> _What is expected_: Lines containing the word "such" should be extracted in full.

==*==

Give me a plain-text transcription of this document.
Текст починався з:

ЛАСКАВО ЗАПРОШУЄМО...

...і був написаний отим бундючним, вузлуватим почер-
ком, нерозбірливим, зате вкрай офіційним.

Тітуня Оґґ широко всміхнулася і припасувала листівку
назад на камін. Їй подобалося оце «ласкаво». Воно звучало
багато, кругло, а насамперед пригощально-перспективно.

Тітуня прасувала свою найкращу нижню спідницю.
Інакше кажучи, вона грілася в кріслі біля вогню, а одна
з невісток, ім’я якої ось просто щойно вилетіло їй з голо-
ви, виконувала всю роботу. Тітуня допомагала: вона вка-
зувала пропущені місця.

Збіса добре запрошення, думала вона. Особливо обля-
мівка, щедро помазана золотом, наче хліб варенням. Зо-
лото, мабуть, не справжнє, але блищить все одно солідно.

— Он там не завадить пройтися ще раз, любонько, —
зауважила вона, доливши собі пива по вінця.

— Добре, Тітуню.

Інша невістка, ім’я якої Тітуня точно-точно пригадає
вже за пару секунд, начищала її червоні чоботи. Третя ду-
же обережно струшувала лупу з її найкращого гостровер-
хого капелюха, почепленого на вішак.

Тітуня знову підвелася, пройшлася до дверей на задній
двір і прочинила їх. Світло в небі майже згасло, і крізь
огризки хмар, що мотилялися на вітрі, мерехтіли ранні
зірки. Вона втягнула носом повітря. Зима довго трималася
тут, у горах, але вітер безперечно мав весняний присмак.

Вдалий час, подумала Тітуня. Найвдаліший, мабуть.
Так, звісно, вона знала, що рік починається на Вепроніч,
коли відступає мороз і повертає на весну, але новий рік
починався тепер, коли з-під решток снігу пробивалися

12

==*==

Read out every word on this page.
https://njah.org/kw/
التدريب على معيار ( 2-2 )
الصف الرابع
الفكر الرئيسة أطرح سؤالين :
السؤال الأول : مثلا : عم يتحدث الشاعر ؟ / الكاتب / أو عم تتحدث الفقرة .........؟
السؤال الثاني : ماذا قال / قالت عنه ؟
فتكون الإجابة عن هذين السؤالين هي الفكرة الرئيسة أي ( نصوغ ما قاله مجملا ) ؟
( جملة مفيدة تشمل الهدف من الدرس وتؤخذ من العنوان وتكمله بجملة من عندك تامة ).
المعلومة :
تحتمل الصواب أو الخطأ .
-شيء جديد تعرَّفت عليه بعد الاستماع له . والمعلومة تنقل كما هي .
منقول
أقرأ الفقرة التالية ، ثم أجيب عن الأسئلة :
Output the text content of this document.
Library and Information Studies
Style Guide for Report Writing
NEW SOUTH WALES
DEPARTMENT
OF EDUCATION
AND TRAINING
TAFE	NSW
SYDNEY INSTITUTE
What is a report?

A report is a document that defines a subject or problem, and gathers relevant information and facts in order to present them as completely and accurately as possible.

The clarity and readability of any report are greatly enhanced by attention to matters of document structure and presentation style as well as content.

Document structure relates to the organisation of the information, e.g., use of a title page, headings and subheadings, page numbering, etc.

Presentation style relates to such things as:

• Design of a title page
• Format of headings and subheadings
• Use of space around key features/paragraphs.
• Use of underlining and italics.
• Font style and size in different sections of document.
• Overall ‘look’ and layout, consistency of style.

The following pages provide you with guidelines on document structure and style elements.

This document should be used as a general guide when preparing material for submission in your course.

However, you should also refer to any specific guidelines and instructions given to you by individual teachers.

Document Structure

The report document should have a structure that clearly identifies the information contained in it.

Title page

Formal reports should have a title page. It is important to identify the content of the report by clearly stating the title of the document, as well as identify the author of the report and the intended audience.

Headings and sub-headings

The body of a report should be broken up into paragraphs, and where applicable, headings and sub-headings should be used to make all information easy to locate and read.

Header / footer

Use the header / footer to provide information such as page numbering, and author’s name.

==*==

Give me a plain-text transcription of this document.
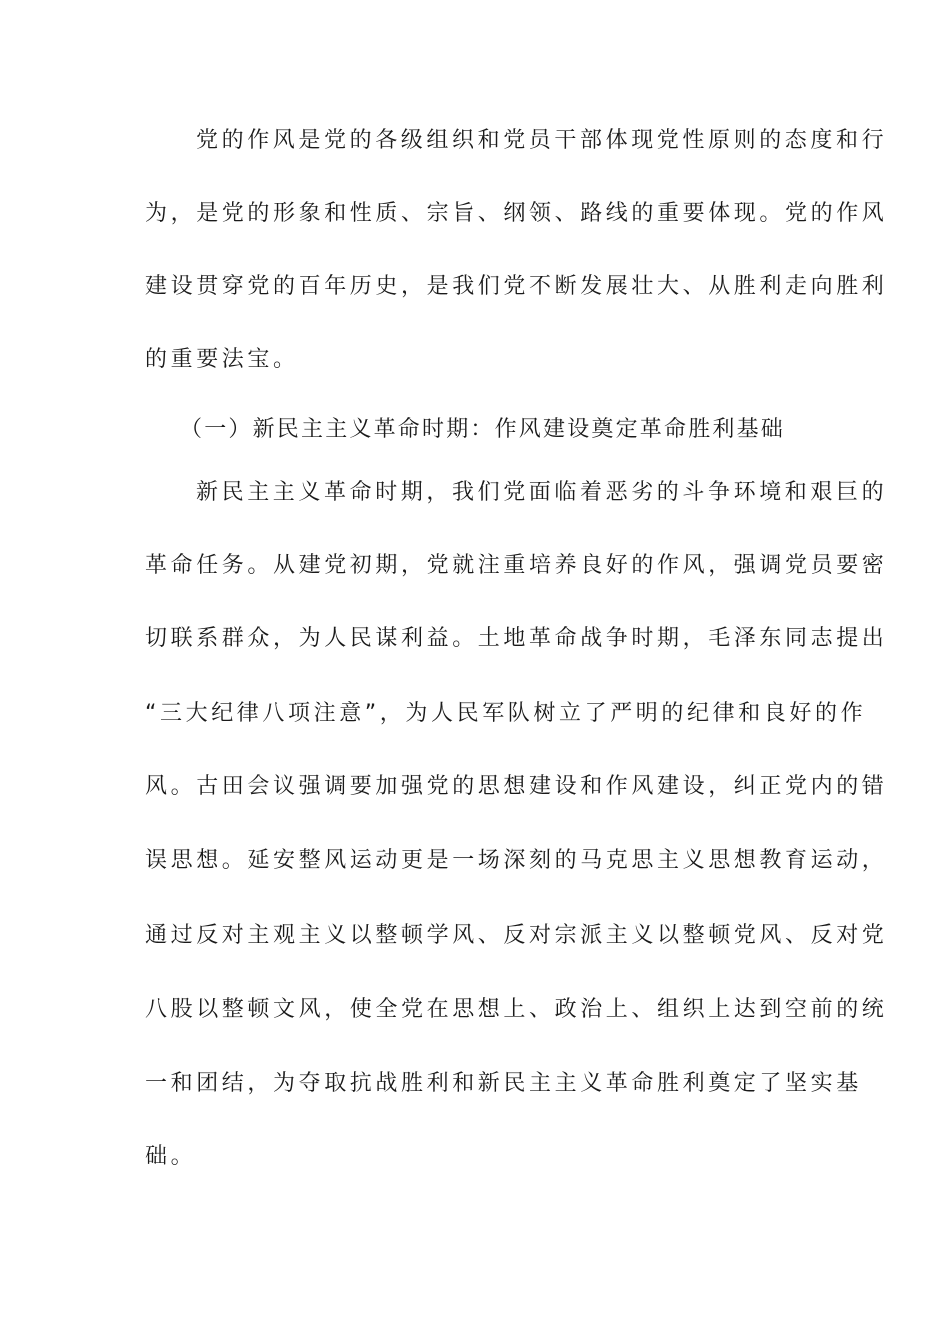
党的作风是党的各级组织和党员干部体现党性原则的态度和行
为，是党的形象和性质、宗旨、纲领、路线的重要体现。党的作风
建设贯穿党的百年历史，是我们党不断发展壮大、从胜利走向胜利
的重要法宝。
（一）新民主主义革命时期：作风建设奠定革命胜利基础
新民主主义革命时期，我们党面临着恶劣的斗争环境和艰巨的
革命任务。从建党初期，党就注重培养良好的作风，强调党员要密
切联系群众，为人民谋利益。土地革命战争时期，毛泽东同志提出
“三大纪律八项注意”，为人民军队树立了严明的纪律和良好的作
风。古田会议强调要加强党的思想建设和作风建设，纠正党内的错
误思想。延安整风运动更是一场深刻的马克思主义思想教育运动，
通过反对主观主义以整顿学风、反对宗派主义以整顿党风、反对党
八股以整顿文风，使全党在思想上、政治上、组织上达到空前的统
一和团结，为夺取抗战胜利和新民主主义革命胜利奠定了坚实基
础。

==*==

> _Answer for the task_:
Presentation style relates to such things as:
Use the header / footer to provide information such as page numbering, and author’s name.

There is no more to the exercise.